[Part of a data file]
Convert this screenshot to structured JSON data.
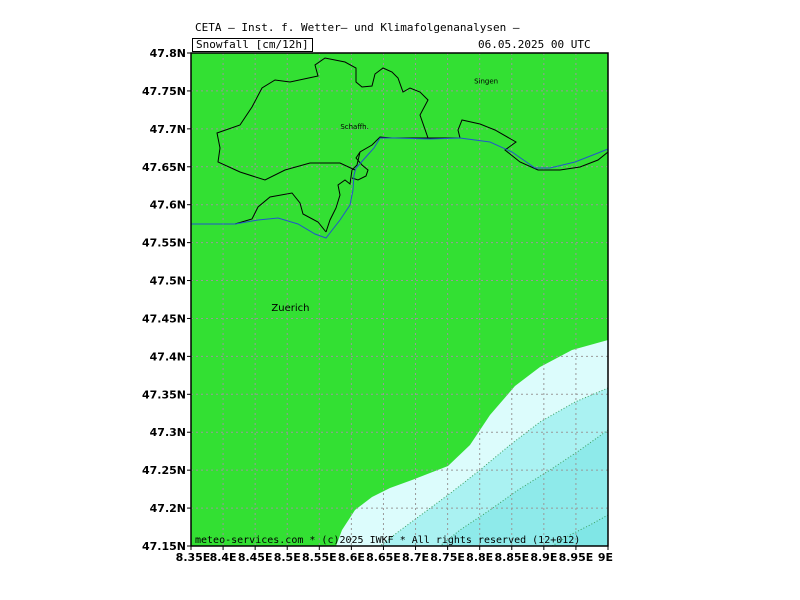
{
  "header": {
    "org": "CETA – Inst. f. Wetter– und Klimafolgenanalysen –",
    "variable": "Snowfall [cm/12h]",
    "datetime": "06.05.2025 00 UTC"
  },
  "footer": {
    "credit": "meteo-services.com * (c)2025 IWKF * All rights reserved (12+012)"
  },
  "map": {
    "lon_range": [
      8.35,
      9.0
    ],
    "lat_range": [
      47.15,
      47.8
    ],
    "y_ticks": [
      "47.15N",
      "47.2N",
      "47.25N",
      "47.3N",
      "47.35N",
      "47.4N",
      "47.45N",
      "47.5N",
      "47.55N",
      "47.6N",
      "47.65N",
      "47.7N",
      "47.75N",
      "47.8N"
    ],
    "x_ticks": [
      "8.35E",
      "8.4E",
      "8.45E",
      "8.5E",
      "8.55E",
      "8.6E",
      "8.65E",
      "8.7E",
      "8.75E",
      "8.8E",
      "8.85E",
      "8.9E",
      "8.95E",
      "9E"
    ],
    "places": [
      {
        "name": "Zuerich",
        "lon": 8.505,
        "lat": 47.46
      },
      {
        "name": "Schaffh.",
        "lon": 8.605,
        "lat": 47.7
      },
      {
        "name": "Singen",
        "lon": 8.81,
        "lat": 47.76
      }
    ],
    "colors": {
      "snow_none": "#33e033",
      "snow_trace": "#dcfcfc",
      "snow_light": "#aaf2f2",
      "snow_moderate": "#8eeaea",
      "grid": "#999999",
      "border": "#000000",
      "river": "#2255cc"
    },
    "grid": true
  }
}
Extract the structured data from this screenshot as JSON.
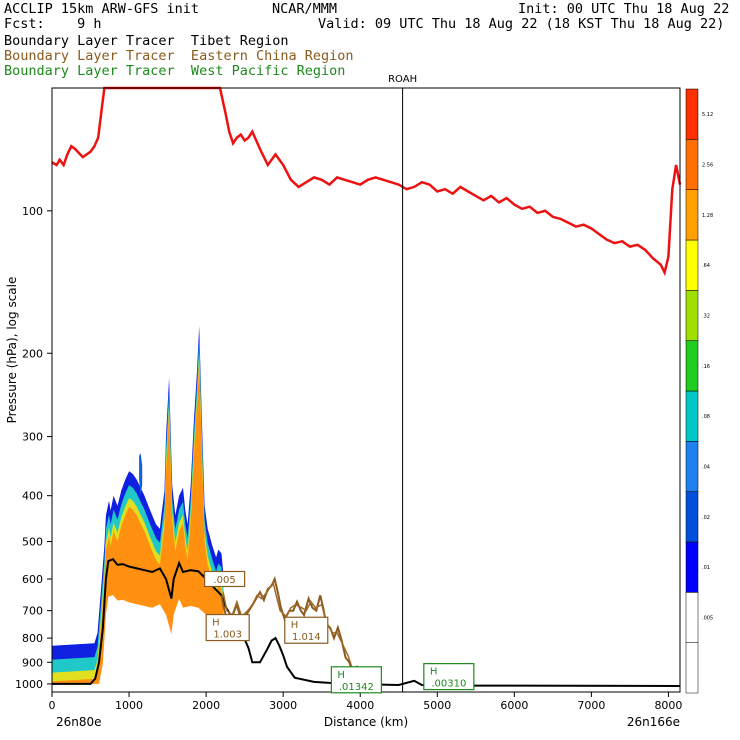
{
  "header": {
    "line1_left": "ACCLIP 15km ARW-GFS init",
    "line1_center": "NCAR/MMM",
    "line1_right": "Init: 00 UTC Thu 18 Aug 22",
    "line2_left": "Fcst:    9 h",
    "line2_right": "Valid: 09 UTC Thu 18 Aug 22 (18 KST Thu 18 Aug 22)",
    "legend": [
      {
        "label": "Boundary Layer Tracer  Tibet Region",
        "color": "#000000"
      },
      {
        "label": "Boundary Layer Tracer  Eastern China Region",
        "color": "#8b5a1e"
      },
      {
        "label": "Boundary Layer Tracer  West Pacific Region",
        "color": "#1e8a1e"
      }
    ]
  },
  "chart_data": {
    "type": "cross-section",
    "xlabel": "Distance (km)",
    "ylabel": "Pressure (hPa), log scale",
    "x_range": [
      0,
      8150
    ],
    "y_range_hPa": [
      1040,
      55
    ],
    "y_scale": "log",
    "x_ticks": [
      0,
      1000,
      2000,
      3000,
      4000,
      5000,
      6000,
      7000,
      8000
    ],
    "y_ticks": [
      100,
      200,
      300,
      400,
      500,
      600,
      700,
      800,
      900,
      1000
    ],
    "endpoint_left": "26n80e",
    "endpoint_right": "26n166e",
    "marker": {
      "label": "ROAH",
      "x_km": 4550
    },
    "tropopause_color": "#ee1111",
    "tropopause": [
      [
        0,
        79
      ],
      [
        60,
        80
      ],
      [
        100,
        78
      ],
      [
        150,
        80
      ],
      [
        200,
        76
      ],
      [
        250,
        73
      ],
      [
        300,
        74
      ],
      [
        400,
        77
      ],
      [
        450,
        76
      ],
      [
        500,
        75
      ],
      [
        550,
        73
      ],
      [
        600,
        70
      ],
      [
        650,
        60
      ],
      [
        680,
        55
      ],
      [
        2180,
        55
      ],
      [
        2250,
        62
      ],
      [
        2300,
        68
      ],
      [
        2350,
        72
      ],
      [
        2400,
        70
      ],
      [
        2450,
        69
      ],
      [
        2500,
        71
      ],
      [
        2550,
        70
      ],
      [
        2600,
        68
      ],
      [
        2700,
        74
      ],
      [
        2800,
        80
      ],
      [
        2900,
        76
      ],
      [
        3000,
        80
      ],
      [
        3100,
        86
      ],
      [
        3200,
        89
      ],
      [
        3300,
        87
      ],
      [
        3400,
        85
      ],
      [
        3500,
        86
      ],
      [
        3600,
        88
      ],
      [
        3700,
        85
      ],
      [
        3800,
        86
      ],
      [
        3900,
        87
      ],
      [
        4000,
        88
      ],
      [
        4100,
        86
      ],
      [
        4200,
        85
      ],
      [
        4300,
        86
      ],
      [
        4400,
        87
      ],
      [
        4500,
        88
      ],
      [
        4600,
        90
      ],
      [
        4700,
        89
      ],
      [
        4800,
        87
      ],
      [
        4900,
        88
      ],
      [
        5000,
        91
      ],
      [
        5100,
        90
      ],
      [
        5200,
        92
      ],
      [
        5300,
        89
      ],
      [
        5400,
        91
      ],
      [
        5500,
        93
      ],
      [
        5600,
        95
      ],
      [
        5700,
        93
      ],
      [
        5800,
        96
      ],
      [
        5900,
        94
      ],
      [
        6000,
        97
      ],
      [
        6100,
        99
      ],
      [
        6200,
        98
      ],
      [
        6300,
        101
      ],
      [
        6400,
        100
      ],
      [
        6500,
        103
      ],
      [
        6600,
        104
      ],
      [
        6700,
        106
      ],
      [
        6800,
        108
      ],
      [
        6900,
        107
      ],
      [
        7000,
        109
      ],
      [
        7100,
        112
      ],
      [
        7200,
        115
      ],
      [
        7300,
        117
      ],
      [
        7400,
        116
      ],
      [
        7500,
        119
      ],
      [
        7600,
        118
      ],
      [
        7700,
        121
      ],
      [
        7800,
        126
      ],
      [
        7900,
        130
      ],
      [
        7950,
        135
      ],
      [
        8000,
        125
      ],
      [
        8050,
        90
      ],
      [
        8100,
        80
      ],
      [
        8150,
        88
      ]
    ],
    "terrain": [
      [
        0,
        1000
      ],
      [
        500,
        1000
      ],
      [
        560,
        975
      ],
      [
        610,
        900
      ],
      [
        660,
        760
      ],
      [
        700,
        600
      ],
      [
        730,
        550
      ],
      [
        790,
        545
      ],
      [
        850,
        560
      ],
      [
        920,
        558
      ],
      [
        1000,
        565
      ],
      [
        1100,
        570
      ],
      [
        1200,
        575
      ],
      [
        1300,
        580
      ],
      [
        1400,
        570
      ],
      [
        1480,
        600
      ],
      [
        1550,
        660
      ],
      [
        1580,
        600
      ],
      [
        1650,
        555
      ],
      [
        1700,
        580
      ],
      [
        1800,
        575
      ],
      [
        1900,
        578
      ],
      [
        2000,
        600
      ],
      [
        2100,
        625
      ],
      [
        2200,
        650
      ],
      [
        2260,
        690
      ],
      [
        2330,
        720
      ],
      [
        2400,
        760
      ],
      [
        2480,
        790
      ],
      [
        2550,
        840
      ],
      [
        2600,
        900
      ],
      [
        2700,
        900
      ],
      [
        2800,
        840
      ],
      [
        2850,
        810
      ],
      [
        2900,
        800
      ],
      [
        2950,
        830
      ],
      [
        3000,
        870
      ],
      [
        3050,
        920
      ],
      [
        3150,
        970
      ],
      [
        3400,
        990
      ],
      [
        3800,
        1000
      ],
      [
        4500,
        1005
      ],
      [
        4700,
        985
      ],
      [
        4800,
        1005
      ],
      [
        5000,
        1008
      ],
      [
        6000,
        1008
      ],
      [
        8150,
        1010
      ]
    ],
    "tibet_tracer_top": [
      [
        0,
        830
      ],
      [
        550,
        820
      ],
      [
        590,
        780
      ],
      [
        640,
        620
      ],
      [
        680,
        510
      ],
      [
        700,
        440
      ],
      [
        740,
        410
      ],
      [
        760,
        430
      ],
      [
        800,
        400
      ],
      [
        850,
        420
      ],
      [
        900,
        390
      ],
      [
        950,
        370
      ],
      [
        1000,
        355
      ],
      [
        1050,
        360
      ],
      [
        1100,
        370
      ],
      [
        1150,
        385
      ],
      [
        1200,
        400
      ],
      [
        1250,
        420
      ],
      [
        1300,
        440
      ],
      [
        1350,
        460
      ],
      [
        1400,
        470
      ],
      [
        1420,
        440
      ],
      [
        1460,
        390
      ],
      [
        1480,
        300
      ],
      [
        1520,
        225
      ],
      [
        1560,
        380
      ],
      [
        1600,
        440
      ],
      [
        1650,
        400
      ],
      [
        1700,
        385
      ],
      [
        1730,
        430
      ],
      [
        1760,
        460
      ],
      [
        1800,
        380
      ],
      [
        1840,
        280
      ],
      [
        1880,
        220
      ],
      [
        1910,
        175
      ],
      [
        1940,
        260
      ],
      [
        1980,
        420
      ],
      [
        2020,
        470
      ],
      [
        2080,
        510
      ],
      [
        2130,
        540
      ],
      [
        2160,
        520
      ],
      [
        2200,
        530
      ],
      [
        2230,
        600
      ],
      [
        2200,
        650
      ],
      [
        2100,
        630
      ],
      [
        2000,
        600
      ],
      [
        1900,
        580
      ],
      [
        1800,
        575
      ],
      [
        1700,
        580
      ],
      [
        1650,
        555
      ],
      [
        1580,
        600
      ],
      [
        1550,
        660
      ],
      [
        1480,
        600
      ],
      [
        1400,
        570
      ],
      [
        1300,
        580
      ],
      [
        1200,
        575
      ],
      [
        1100,
        570
      ],
      [
        1000,
        565
      ],
      [
        920,
        558
      ],
      [
        850,
        560
      ],
      [
        790,
        545
      ],
      [
        730,
        550
      ],
      [
        700,
        600
      ],
      [
        660,
        760
      ],
      [
        610,
        900
      ],
      [
        560,
        975
      ],
      [
        500,
        1000
      ],
      [
        0,
        1000
      ]
    ],
    "tibet_blob": [
      [
        1130,
        330
      ],
      [
        1150,
        325
      ],
      [
        1170,
        345
      ],
      [
        1170,
        380
      ],
      [
        1150,
        400
      ],
      [
        1130,
        370
      ]
    ],
    "eastern_china_line": [
      [
        2200,
        650
      ],
      [
        2230,
        690
      ],
      [
        2270,
        730
      ],
      [
        2330,
        725
      ],
      [
        2400,
        680
      ],
      [
        2450,
        730
      ],
      [
        2520,
        715
      ],
      [
        2580,
        690
      ],
      [
        2650,
        660
      ],
      [
        2700,
        640
      ],
      [
        2750,
        665
      ],
      [
        2800,
        630
      ],
      [
        2850,
        620
      ],
      [
        2890,
        600
      ],
      [
        2930,
        640
      ],
      [
        2970,
        690
      ],
      [
        3020,
        730
      ],
      [
        3080,
        700
      ],
      [
        3130,
        700
      ],
      [
        3180,
        670
      ],
      [
        3230,
        700
      ],
      [
        3270,
        715
      ],
      [
        3330,
        660
      ],
      [
        3380,
        690
      ],
      [
        3430,
        700
      ],
      [
        3480,
        650
      ],
      [
        3520,
        690
      ],
      [
        3560,
        750
      ],
      [
        3610,
        760
      ],
      [
        3660,
        800
      ],
      [
        3710,
        760
      ],
      [
        3760,
        810
      ],
      [
        3810,
        880
      ],
      [
        3860,
        900
      ],
      [
        3910,
        960
      ],
      [
        3960,
        920
      ],
      [
        4010,
        940
      ],
      [
        4060,
        990
      ],
      [
        4110,
        1000
      ]
    ],
    "eastern_china_line2": [
      [
        2220,
        640
      ],
      [
        2270,
        700
      ],
      [
        2340,
        715
      ],
      [
        2400,
        670
      ],
      [
        2460,
        720
      ],
      [
        2540,
        700
      ],
      [
        2600,
        680
      ],
      [
        2660,
        650
      ],
      [
        2720,
        660
      ],
      [
        2790,
        640
      ],
      [
        2870,
        610
      ],
      [
        2910,
        650
      ],
      [
        2960,
        700
      ],
      [
        3040,
        720
      ],
      [
        3100,
        690
      ],
      [
        3160,
        680
      ],
      [
        3240,
        690
      ],
      [
        3300,
        700
      ],
      [
        3360,
        670
      ],
      [
        3420,
        690
      ],
      [
        3500,
        680
      ],
      [
        3560,
        740
      ],
      [
        3640,
        780
      ],
      [
        3700,
        780
      ],
      [
        3780,
        830
      ],
      [
        3840,
        870
      ],
      [
        3900,
        930
      ],
      [
        3980,
        950
      ],
      [
        4040,
        970
      ]
    ],
    "labels": [
      {
        "x": 2240,
        "p": 600,
        "text": ".005",
        "color": "#8b5a1e",
        "h": ""
      },
      {
        "x": 2280,
        "p": 760,
        "text": "1.003",
        "color": "#8b5a1e",
        "h": "H"
      },
      {
        "x": 3300,
        "p": 770,
        "text": "1.014",
        "color": "#8b5a1e",
        "h": "H"
      },
      {
        "x": 3950,
        "p": 980,
        "text": ".01342",
        "color": "#1e8a1e",
        "h": "H"
      },
      {
        "x": 5150,
        "p": 965,
        "text": ".00310",
        "color": "#1e8a1e",
        "h": "H"
      }
    ],
    "colorbar": {
      "colors": [
        "#ffffff",
        "#ffffff",
        "#0000ff",
        "#0050dd",
        "#2080f0",
        "#00c8c8",
        "#20cc20",
        "#a0e000",
        "#ffff00",
        "#ffa000",
        "#ff7000",
        "#ff3000"
      ],
      "labels": [
        "",
        ".005",
        ".01",
        ".02",
        ".04",
        ".08",
        ".16",
        ".32",
        ".64",
        "1.28",
        "2.56",
        "5.12"
      ]
    }
  }
}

### [REQUEST]
Filter the entries down to the lines containing "text". Copy each of those lines.

### [TASK OUTPUT]
        "text": ".005",
        "text": "1.003",
        "text": "1.014",
        "text": ".01342",
        "text": ".00310",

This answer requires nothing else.